Review the material line by line. Identify and copy every line that contains the string "nắng".

======

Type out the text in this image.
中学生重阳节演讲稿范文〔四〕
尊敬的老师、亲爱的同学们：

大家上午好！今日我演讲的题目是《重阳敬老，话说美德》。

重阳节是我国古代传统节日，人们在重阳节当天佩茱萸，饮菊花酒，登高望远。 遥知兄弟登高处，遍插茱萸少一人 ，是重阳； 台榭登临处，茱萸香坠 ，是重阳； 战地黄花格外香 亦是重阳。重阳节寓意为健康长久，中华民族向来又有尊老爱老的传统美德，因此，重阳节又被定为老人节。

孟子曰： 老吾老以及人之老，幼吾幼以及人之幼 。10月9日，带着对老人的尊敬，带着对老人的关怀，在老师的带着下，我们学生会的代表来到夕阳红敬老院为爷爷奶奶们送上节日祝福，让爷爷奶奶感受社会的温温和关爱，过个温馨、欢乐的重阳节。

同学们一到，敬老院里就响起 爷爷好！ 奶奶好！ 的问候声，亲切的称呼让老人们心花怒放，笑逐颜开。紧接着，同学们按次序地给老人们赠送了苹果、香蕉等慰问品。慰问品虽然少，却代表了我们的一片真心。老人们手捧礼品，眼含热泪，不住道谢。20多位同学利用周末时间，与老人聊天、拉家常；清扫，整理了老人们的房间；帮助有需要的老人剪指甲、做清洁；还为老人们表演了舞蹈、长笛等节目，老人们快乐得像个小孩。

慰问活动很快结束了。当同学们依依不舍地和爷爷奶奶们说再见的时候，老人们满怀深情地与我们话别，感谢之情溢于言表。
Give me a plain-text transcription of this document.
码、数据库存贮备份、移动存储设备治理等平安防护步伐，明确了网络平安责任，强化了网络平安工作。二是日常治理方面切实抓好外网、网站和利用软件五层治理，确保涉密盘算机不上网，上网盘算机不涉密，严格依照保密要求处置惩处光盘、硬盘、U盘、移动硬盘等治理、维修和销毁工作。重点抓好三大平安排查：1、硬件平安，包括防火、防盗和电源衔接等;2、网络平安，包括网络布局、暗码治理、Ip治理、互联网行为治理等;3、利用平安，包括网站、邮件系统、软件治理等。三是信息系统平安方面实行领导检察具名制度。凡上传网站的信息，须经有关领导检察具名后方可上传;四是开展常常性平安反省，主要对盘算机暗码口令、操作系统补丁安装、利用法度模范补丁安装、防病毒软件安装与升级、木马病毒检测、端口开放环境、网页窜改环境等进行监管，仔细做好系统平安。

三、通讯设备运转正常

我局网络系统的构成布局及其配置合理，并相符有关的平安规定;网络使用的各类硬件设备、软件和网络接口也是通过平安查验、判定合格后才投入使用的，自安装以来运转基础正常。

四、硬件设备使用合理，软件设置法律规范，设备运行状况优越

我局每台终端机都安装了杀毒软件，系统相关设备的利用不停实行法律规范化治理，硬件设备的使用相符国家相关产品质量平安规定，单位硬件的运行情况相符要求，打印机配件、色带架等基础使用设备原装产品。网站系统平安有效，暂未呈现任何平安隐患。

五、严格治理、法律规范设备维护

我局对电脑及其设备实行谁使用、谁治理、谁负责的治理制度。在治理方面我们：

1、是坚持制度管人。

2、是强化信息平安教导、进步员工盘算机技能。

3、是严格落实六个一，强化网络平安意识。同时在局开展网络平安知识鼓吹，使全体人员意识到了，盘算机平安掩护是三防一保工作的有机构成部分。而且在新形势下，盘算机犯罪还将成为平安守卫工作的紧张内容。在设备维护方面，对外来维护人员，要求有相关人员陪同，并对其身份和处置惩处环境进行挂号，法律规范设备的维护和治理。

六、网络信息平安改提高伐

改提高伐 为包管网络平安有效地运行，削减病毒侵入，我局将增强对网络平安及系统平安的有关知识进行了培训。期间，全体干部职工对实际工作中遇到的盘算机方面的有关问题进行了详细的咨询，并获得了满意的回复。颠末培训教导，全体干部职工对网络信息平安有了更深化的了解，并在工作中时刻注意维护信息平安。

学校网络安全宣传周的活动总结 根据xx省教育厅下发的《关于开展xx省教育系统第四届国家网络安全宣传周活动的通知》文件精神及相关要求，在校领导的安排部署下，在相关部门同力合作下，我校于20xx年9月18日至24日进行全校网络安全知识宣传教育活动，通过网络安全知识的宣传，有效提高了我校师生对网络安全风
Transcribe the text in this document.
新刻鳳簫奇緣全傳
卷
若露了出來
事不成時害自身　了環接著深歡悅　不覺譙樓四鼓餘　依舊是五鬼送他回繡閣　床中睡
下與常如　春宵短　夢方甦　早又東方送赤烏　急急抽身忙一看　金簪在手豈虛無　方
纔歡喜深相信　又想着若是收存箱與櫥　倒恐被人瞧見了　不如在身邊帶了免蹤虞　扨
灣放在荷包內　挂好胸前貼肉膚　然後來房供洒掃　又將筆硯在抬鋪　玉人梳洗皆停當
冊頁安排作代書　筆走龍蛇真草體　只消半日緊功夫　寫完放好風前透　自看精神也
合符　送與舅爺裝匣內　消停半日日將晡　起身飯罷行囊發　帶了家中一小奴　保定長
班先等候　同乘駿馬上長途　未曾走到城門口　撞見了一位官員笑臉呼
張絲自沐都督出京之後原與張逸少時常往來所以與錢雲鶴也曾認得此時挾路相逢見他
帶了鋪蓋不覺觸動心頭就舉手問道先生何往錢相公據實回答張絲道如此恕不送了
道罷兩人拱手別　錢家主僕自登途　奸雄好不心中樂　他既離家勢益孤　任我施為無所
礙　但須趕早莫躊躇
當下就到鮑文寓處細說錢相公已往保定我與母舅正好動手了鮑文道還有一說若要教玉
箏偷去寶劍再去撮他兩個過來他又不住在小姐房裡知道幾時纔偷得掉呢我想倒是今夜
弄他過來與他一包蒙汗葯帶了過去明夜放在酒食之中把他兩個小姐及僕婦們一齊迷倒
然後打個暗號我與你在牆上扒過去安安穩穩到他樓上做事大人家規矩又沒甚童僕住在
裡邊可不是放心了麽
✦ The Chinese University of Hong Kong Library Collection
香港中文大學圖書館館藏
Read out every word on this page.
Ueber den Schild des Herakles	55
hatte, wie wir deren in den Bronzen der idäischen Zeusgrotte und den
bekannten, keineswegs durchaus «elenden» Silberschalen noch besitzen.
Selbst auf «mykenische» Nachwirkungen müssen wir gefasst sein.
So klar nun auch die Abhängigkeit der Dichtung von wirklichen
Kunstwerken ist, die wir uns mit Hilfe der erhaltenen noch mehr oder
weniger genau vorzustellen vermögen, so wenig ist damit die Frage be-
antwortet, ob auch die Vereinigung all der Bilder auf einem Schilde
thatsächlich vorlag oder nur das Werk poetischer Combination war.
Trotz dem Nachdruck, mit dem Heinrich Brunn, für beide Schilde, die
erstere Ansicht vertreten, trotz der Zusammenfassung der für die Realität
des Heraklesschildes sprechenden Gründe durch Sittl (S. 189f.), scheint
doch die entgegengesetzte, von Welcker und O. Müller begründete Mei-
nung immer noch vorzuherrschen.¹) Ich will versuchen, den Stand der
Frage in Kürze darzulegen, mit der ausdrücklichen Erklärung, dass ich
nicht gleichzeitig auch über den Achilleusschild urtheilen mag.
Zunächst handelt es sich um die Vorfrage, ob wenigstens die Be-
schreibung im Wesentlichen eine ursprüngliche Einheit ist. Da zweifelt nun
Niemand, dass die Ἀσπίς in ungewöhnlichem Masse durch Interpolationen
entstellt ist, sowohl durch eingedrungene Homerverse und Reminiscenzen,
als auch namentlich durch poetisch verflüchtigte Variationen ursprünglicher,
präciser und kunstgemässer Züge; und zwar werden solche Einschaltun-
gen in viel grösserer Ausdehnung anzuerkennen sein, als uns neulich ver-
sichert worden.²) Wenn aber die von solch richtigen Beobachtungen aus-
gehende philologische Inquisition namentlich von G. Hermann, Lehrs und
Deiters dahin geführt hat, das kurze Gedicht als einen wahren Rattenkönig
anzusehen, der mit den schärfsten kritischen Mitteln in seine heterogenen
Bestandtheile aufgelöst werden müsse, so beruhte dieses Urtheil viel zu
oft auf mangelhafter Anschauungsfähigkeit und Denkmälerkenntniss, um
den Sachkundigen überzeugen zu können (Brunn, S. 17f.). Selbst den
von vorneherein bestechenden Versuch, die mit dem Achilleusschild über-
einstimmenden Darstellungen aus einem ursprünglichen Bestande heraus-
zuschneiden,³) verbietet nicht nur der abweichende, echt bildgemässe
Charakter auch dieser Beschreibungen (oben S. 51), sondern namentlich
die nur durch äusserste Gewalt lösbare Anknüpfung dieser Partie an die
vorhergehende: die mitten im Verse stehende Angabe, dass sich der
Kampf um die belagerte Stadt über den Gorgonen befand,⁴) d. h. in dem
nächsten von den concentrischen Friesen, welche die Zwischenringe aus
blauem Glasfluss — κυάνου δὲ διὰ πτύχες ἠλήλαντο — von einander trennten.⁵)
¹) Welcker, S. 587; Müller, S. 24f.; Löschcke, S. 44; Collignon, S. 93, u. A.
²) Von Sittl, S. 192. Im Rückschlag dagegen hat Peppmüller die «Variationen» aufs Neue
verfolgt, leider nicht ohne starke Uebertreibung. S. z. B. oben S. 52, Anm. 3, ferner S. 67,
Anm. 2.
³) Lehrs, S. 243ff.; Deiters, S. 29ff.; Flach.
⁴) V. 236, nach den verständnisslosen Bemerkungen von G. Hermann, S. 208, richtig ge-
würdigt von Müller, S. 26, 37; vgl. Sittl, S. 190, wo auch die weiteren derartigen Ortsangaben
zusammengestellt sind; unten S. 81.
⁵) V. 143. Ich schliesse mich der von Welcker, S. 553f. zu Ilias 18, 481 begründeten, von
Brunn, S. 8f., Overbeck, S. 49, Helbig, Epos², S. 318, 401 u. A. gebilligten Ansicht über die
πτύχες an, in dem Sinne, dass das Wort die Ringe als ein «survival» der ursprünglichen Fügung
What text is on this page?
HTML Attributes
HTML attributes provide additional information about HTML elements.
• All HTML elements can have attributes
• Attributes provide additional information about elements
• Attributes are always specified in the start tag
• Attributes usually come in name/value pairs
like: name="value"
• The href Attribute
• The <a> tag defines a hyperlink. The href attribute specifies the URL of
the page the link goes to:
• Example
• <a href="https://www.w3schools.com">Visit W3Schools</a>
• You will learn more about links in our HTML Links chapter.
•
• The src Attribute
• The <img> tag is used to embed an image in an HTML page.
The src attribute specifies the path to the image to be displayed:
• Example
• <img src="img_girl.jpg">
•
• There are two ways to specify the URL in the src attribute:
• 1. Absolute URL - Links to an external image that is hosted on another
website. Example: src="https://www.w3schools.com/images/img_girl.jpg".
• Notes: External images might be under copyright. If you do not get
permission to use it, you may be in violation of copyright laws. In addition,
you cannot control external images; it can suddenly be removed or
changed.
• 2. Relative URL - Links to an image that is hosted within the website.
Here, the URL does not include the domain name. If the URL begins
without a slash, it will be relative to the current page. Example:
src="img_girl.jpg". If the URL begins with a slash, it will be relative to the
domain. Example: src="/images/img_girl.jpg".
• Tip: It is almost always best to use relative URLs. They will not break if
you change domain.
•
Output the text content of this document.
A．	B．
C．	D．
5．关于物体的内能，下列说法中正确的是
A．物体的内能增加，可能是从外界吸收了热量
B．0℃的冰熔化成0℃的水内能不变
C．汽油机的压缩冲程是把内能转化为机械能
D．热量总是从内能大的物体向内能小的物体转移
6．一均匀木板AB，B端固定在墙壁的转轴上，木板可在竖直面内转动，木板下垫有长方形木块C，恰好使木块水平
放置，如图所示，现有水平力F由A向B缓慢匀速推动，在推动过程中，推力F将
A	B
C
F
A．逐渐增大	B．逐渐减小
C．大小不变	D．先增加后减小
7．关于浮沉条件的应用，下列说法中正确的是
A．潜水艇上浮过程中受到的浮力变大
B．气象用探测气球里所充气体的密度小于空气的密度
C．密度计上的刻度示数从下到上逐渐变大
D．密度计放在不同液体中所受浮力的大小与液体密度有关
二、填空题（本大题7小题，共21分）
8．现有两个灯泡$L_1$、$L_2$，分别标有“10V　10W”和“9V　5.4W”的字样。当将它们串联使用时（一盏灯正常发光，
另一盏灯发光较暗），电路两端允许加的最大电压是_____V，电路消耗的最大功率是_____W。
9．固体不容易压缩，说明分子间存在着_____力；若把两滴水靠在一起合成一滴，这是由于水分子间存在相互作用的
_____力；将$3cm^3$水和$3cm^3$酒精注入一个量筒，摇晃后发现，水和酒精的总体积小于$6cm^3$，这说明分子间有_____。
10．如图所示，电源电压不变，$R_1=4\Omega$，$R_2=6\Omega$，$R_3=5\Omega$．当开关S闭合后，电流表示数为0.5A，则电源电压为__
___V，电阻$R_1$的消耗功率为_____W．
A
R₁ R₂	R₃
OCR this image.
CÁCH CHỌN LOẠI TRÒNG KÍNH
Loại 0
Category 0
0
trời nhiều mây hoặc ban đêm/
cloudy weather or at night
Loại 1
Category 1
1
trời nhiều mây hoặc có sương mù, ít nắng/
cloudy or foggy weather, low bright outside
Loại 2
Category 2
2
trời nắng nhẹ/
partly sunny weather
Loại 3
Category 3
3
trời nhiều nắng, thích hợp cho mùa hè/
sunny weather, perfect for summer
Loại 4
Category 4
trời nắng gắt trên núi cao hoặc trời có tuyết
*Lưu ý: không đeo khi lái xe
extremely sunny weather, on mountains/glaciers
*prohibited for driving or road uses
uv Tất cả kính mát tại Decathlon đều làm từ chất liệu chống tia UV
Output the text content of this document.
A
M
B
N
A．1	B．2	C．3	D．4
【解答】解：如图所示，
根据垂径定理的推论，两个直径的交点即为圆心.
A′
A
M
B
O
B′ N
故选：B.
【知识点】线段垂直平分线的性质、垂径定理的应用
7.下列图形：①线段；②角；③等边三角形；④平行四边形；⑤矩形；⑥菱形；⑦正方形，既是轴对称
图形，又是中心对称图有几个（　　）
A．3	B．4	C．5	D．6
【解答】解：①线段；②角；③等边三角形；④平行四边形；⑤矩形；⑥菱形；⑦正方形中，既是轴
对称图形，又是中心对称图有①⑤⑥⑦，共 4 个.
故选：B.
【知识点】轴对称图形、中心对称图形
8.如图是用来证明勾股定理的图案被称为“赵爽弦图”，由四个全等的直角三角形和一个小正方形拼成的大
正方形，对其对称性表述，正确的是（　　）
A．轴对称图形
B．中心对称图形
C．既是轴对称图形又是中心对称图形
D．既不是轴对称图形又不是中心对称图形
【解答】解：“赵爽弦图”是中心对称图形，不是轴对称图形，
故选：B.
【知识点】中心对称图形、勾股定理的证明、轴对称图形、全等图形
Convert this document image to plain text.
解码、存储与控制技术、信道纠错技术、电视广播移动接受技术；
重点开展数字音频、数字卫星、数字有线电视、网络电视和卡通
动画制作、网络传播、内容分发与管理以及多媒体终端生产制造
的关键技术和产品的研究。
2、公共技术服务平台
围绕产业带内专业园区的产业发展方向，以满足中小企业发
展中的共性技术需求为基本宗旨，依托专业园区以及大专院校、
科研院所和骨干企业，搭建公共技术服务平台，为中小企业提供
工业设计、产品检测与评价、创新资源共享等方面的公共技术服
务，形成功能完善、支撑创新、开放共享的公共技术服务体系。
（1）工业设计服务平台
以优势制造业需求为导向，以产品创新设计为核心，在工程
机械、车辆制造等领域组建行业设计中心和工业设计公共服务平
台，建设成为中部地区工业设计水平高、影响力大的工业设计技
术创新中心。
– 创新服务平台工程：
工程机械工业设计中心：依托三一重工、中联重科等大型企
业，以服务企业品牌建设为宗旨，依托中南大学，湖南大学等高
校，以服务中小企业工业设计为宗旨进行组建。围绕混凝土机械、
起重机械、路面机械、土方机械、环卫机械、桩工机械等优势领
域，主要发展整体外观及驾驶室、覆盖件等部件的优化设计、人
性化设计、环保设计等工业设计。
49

======

**EXERCISE RESULT**
trời nhiều mây hoặc có sương mù, ít nắng/
trời nắng nhẹ/
trời nhiều nắng, thích hợp cho mùa hè/
trời nắng gắt trên núi cao hoặc trời có tuyết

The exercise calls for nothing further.